• WHAT IS ASKED: Reproduce every entry below precisely; do not include the pictures.
━━ ENTRIES PROVIDED
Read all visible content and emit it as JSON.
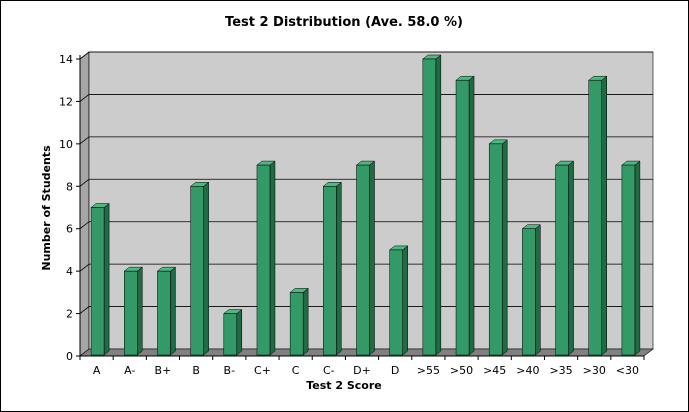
{
  "chart_data": {
    "type": "bar",
    "title": "Test 2 Distribution (Ave. 58.0 %)",
    "xlabel": "Test 2 Score",
    "ylabel": "Number of Students",
    "categories": [
      "A",
      "A-",
      "B+",
      "B",
      "B-",
      "C+",
      "C",
      "C-",
      "D+",
      "D",
      ">55",
      ">50",
      ">45",
      ">40",
      ">35",
      ">30",
      "<30"
    ],
    "values": [
      7,
      4,
      4,
      8,
      2,
      9,
      3,
      8,
      9,
      5,
      14,
      13,
      10,
      6,
      9,
      13,
      9
    ],
    "ylim": [
      0,
      14
    ],
    "yticks": [
      0,
      2,
      4,
      6,
      8,
      10,
      12,
      14
    ],
    "grid": true,
    "legend": "none",
    "colors": {
      "bar_front": "#339966",
      "bar_top": "#4fb882",
      "bar_side": "#1f6b44",
      "plot_back": "#cccccc",
      "plot_side": "#a6a6a6",
      "floor": "#808080"
    }
  }
}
━━━━
• ANSWER FOR THIS EXERCISE:
Read all visible content and emit it as JSON.
{
  "chart_data": {
    "type": "bar",
    "title": "Test 2 Distribution (Ave. 58.0 %)",
    "xlabel": "Test 2 Score",
    "ylabel": "Number of Students",
    "categories": [
      "A",
      "A-",
      "B+",
      "B",
      "B-",
      "C+",
      "C",
      "C-",
      "D+",
      "D",
      ">55",
      ">50",
      ">45",
      ">40",
      ">35",
      ">30",
      "<30"
    ],
    "values": [
      7,
      4,
      4,
      8,
      2,
      9,
      3,
      8,
      9,
      5,
      14,
      13,
      10,
      6,
      9,
      13,
      9
    ],
    "ylim": [
      0,
      14
    ],
    "yticks": [
      0,
      2,
      4,
      6,
      8,
      10,
      12,
      14
    ],
    "grid": true,
    "legend": "none",
    "colors": {
      "bar_front": "#339966",
      "bar_top": "#4fb882",
      "bar_side": "#1f6b44",
      "plot_back": "#cccccc",
      "plot_side": "#a6a6a6",
      "floor": "#808080"
    }
  }
}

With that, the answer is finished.